§ **Data section**
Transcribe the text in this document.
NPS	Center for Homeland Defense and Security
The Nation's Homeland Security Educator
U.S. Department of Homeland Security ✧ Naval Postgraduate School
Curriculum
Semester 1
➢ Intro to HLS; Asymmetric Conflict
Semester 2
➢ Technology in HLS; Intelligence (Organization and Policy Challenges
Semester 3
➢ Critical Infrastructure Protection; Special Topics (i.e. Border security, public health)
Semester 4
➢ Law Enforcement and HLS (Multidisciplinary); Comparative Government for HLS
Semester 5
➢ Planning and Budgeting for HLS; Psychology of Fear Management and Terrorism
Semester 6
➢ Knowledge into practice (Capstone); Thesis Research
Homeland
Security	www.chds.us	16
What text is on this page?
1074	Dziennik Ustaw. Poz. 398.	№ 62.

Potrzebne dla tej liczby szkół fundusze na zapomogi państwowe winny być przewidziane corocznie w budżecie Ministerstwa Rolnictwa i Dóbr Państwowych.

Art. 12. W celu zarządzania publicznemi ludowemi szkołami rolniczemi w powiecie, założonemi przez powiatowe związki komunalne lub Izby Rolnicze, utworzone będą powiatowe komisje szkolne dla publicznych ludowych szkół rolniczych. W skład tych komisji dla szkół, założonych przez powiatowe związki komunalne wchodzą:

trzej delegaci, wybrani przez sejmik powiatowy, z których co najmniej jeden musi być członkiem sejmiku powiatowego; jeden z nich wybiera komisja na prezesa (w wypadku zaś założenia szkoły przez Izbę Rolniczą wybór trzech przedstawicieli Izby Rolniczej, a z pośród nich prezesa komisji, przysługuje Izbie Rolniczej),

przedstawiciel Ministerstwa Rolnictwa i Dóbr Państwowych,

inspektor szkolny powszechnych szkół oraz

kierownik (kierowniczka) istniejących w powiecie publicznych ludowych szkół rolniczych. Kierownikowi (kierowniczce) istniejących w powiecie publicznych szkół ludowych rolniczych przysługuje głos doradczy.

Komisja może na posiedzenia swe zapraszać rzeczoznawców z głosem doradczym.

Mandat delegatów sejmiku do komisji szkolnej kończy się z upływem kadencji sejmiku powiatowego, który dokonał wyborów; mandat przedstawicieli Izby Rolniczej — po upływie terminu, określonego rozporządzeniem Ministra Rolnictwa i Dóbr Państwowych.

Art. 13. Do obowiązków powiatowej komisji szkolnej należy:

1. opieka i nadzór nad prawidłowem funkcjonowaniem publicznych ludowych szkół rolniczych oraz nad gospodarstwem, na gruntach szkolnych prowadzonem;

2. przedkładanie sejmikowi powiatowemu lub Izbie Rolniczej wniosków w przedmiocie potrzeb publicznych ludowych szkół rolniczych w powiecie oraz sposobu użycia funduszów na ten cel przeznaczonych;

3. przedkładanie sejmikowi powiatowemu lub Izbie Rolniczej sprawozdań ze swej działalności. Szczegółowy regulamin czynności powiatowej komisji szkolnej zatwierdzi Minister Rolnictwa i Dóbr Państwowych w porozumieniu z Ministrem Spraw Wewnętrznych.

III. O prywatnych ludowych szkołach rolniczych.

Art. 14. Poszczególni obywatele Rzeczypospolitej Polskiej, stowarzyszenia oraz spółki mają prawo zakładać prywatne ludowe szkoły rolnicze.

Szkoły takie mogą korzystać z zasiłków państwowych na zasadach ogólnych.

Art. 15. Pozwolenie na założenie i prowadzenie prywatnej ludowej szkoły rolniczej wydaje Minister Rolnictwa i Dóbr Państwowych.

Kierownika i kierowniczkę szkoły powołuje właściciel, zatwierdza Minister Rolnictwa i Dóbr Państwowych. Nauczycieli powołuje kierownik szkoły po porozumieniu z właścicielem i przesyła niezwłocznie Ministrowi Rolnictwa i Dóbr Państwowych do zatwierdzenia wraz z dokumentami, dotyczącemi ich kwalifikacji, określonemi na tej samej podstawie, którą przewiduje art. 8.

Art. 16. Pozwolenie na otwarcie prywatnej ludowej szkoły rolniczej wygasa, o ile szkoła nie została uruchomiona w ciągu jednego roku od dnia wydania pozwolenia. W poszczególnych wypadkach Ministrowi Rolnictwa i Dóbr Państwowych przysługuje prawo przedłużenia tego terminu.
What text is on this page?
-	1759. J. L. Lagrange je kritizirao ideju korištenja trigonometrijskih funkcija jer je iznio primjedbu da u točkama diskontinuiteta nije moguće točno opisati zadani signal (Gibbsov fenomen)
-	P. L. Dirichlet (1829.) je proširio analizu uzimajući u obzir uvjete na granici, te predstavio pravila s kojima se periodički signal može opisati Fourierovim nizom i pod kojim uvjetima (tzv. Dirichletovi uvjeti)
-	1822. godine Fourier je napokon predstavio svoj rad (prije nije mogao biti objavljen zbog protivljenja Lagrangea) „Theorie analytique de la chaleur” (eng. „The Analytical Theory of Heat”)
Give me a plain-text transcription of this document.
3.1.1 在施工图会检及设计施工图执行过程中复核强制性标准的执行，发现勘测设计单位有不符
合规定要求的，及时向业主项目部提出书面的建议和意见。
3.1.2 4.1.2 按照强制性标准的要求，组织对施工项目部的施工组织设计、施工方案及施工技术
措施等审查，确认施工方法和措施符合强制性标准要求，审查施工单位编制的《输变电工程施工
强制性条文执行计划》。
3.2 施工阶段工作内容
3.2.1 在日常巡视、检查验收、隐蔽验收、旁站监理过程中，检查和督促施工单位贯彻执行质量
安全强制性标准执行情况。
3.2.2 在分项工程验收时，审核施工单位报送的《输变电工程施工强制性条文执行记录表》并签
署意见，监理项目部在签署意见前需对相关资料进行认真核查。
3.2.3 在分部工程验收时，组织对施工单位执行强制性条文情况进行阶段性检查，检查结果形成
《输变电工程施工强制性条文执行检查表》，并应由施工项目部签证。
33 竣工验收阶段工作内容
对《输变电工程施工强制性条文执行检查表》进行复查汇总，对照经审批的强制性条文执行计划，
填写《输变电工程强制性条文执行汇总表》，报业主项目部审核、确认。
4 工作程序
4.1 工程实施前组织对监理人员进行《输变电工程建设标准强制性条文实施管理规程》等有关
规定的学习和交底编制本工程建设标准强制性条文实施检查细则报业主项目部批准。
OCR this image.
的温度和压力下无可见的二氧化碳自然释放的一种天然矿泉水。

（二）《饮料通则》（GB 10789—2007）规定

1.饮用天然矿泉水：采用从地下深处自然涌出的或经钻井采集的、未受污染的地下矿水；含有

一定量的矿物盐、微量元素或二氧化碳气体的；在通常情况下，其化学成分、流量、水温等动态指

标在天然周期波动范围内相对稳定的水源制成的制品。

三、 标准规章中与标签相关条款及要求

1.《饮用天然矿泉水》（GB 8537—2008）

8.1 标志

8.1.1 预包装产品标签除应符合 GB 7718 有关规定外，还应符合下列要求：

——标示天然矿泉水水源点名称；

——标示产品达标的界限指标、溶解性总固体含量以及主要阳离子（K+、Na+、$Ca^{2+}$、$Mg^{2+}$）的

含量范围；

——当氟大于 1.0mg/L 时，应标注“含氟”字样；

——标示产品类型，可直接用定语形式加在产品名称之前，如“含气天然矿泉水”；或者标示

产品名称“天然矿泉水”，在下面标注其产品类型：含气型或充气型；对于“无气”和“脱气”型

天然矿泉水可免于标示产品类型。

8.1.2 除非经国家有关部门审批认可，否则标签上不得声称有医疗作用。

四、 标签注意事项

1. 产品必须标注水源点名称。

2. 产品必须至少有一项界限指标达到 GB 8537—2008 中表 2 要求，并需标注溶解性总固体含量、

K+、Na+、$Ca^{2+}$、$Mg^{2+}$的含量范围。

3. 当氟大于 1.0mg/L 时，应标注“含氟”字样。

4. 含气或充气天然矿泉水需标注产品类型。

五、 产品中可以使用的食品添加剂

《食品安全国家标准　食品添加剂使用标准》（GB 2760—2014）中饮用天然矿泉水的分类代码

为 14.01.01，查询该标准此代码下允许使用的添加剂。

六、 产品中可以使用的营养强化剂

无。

§ **Your instructions**
Find the line containing "OCR this image.", then output it and every line after it to the end of the data, exactly.

§ **Completed exercise**
OCR this image.
的温度和压力下无可见的二氧化碳自然释放的一种天然矿泉水。

（二）《饮料通则》（GB 10789—2007）规定

1.饮用天然矿泉水：采用从地下深处自然涌出的或经钻井采集的、未受污染的地下矿水；含有

一定量的矿物盐、微量元素或二氧化碳气体的；在通常情况下，其化学成分、流量、水温等动态指

标在天然周期波动范围内相对稳定的水源制成的制品。

三、 标准规章中与标签相关条款及要求

1.《饮用天然矿泉水》（GB 8537—2008）

8.1 标志

8.1.1 预包装产品标签除应符合 GB 7718 有关规定外，还应符合下列要求：

——标示天然矿泉水水源点名称；

——标示产品达标的界限指标、溶解性总固体含量以及主要阳离子（K+、Na+、$Ca^{2+}$、$Mg^{2+}$）的

含量范围；

——当氟大于 1.0mg/L 时，应标注“含氟”字样；

——标示产品类型，可直接用定语形式加在产品名称之前，如“含气天然矿泉水”；或者标示

产品名称“天然矿泉水”，在下面标注其产品类型：含气型或充气型；对于“无气”和“脱气”型

天然矿泉水可免于标示产品类型。

8.1.2 除非经国家有关部门审批认可，否则标签上不得声称有医疗作用。

四、 标签注意事项

1. 产品必须标注水源点名称。

2. 产品必须至少有一项界限指标达到 GB 8537—2008 中表 2 要求，并需标注溶解性总固体含量、

K+、Na+、$Ca^{2+}$、$Mg^{2+}$的含量范围。

3. 当氟大于 1.0mg/L 时，应标注“含氟”字样。

4. 含气或充气天然矿泉水需标注产品类型。

五、 产品中可以使用的食品添加剂

《食品安全国家标准　食品添加剂使用标准》（GB 2760—2014）中饮用天然矿泉水的分类代码

为 14.01.01，查询该标准此代码下允许使用的添加剂。

六、 产品中可以使用的营养强化剂

无。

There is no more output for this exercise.